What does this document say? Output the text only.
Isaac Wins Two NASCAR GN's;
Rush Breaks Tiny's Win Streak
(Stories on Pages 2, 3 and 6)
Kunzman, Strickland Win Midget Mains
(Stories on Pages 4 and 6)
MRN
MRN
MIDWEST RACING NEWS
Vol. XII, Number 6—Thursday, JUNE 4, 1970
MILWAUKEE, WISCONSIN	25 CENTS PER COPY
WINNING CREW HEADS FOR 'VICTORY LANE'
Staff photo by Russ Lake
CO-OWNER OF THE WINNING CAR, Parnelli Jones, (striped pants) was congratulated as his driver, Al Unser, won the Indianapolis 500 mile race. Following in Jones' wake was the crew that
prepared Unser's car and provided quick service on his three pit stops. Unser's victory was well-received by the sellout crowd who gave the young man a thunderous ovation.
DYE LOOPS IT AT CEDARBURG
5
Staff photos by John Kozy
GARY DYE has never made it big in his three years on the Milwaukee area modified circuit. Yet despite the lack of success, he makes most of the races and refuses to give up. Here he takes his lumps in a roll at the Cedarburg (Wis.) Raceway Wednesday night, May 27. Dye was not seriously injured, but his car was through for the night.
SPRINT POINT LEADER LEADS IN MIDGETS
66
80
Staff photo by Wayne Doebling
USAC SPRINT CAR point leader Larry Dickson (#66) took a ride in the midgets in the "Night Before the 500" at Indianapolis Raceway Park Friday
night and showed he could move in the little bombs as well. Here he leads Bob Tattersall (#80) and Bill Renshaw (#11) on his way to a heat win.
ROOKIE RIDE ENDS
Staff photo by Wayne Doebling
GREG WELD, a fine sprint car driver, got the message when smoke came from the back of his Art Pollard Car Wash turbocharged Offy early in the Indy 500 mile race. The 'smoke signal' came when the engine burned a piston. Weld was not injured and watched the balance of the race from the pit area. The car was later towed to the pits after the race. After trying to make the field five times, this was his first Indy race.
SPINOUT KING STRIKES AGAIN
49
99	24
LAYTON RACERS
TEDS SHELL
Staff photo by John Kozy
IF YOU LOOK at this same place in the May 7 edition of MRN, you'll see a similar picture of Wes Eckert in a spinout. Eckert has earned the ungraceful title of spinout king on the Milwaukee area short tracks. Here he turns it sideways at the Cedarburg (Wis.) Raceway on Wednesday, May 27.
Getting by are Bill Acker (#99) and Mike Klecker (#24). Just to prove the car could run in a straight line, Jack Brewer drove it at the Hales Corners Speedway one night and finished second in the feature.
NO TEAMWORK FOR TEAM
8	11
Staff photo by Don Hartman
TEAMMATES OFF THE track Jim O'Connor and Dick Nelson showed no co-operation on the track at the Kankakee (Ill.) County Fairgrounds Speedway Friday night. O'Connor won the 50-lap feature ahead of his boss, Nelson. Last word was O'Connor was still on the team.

+++

* The problem *
Look through the listing and extract every line with "John" in it.

* Answer to this problem *
Staff photos by John Kozy
Staff photo by John Kozy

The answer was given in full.